● **EXERCISE INPUT**
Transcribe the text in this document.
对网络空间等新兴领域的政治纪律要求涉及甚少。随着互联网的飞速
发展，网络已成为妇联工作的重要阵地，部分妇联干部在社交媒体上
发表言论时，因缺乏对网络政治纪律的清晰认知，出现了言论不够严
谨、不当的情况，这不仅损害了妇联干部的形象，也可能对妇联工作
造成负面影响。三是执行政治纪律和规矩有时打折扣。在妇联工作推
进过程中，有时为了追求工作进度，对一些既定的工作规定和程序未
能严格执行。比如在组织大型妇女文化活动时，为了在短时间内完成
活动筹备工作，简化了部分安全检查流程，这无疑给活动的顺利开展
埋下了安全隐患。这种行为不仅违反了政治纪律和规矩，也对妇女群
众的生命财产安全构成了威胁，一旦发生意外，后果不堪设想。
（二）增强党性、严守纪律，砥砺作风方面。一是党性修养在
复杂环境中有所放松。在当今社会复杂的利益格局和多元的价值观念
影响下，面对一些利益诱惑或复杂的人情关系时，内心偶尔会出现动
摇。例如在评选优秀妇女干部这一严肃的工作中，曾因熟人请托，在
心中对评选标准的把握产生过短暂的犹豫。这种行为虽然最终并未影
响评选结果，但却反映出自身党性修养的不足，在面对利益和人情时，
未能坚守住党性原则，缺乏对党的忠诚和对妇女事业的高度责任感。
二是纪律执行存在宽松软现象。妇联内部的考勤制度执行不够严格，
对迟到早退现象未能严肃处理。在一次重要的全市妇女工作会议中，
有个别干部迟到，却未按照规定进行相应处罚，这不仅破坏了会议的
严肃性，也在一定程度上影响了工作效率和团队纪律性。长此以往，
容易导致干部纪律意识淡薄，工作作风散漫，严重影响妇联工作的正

● **THE REQUEST**
Recopy all the lines exactly as they appear.

● **OUTPUT OF THE EXERCISE**
Transcribe the text in this document.
对网络空间等新兴领域的政治纪律要求涉及甚少。随着互联网的飞速
发展，网络已成为妇联工作的重要阵地，部分妇联干部在社交媒体上
发表言论时，因缺乏对网络政治纪律的清晰认知，出现了言论不够严
谨、不当的情况，这不仅损害了妇联干部的形象，也可能对妇联工作
造成负面影响。三是执行政治纪律和规矩有时打折扣。在妇联工作推
进过程中，有时为了追求工作进度，对一些既定的工作规定和程序未
能严格执行。比如在组织大型妇女文化活动时，为了在短时间内完成
活动筹备工作，简化了部分安全检查流程，这无疑给活动的顺利开展
埋下了安全隐患。这种行为不仅违反了政治纪律和规矩，也对妇女群
众的生命财产安全构成了威胁，一旦发生意外，后果不堪设想。
（二）增强党性、严守纪律，砥砺作风方面。一是党性修养在
复杂环境中有所放松。在当今社会复杂的利益格局和多元的价值观念
影响下，面对一些利益诱惑或复杂的人情关系时，内心偶尔会出现动
摇。例如在评选优秀妇女干部这一严肃的工作中，曾因熟人请托，在
心中对评选标准的把握产生过短暂的犹豫。这种行为虽然最终并未影
响评选结果，但却反映出自身党性修养的不足，在面对利益和人情时，
未能坚守住党性原则，缺乏对党的忠诚和对妇女事业的高度责任感。
二是纪律执行存在宽松软现象。妇联内部的考勤制度执行不够严格，
对迟到早退现象未能严肃处理。在一次重要的全市妇女工作会议中，
有个别干部迟到，却未按照规定进行相应处罚，这不仅破坏了会议的
严肃性，也在一定程度上影响了工作效率和团队纪律性。长此以往，
容易导致干部纪律意识淡薄，工作作风散漫，严重影响妇联工作的正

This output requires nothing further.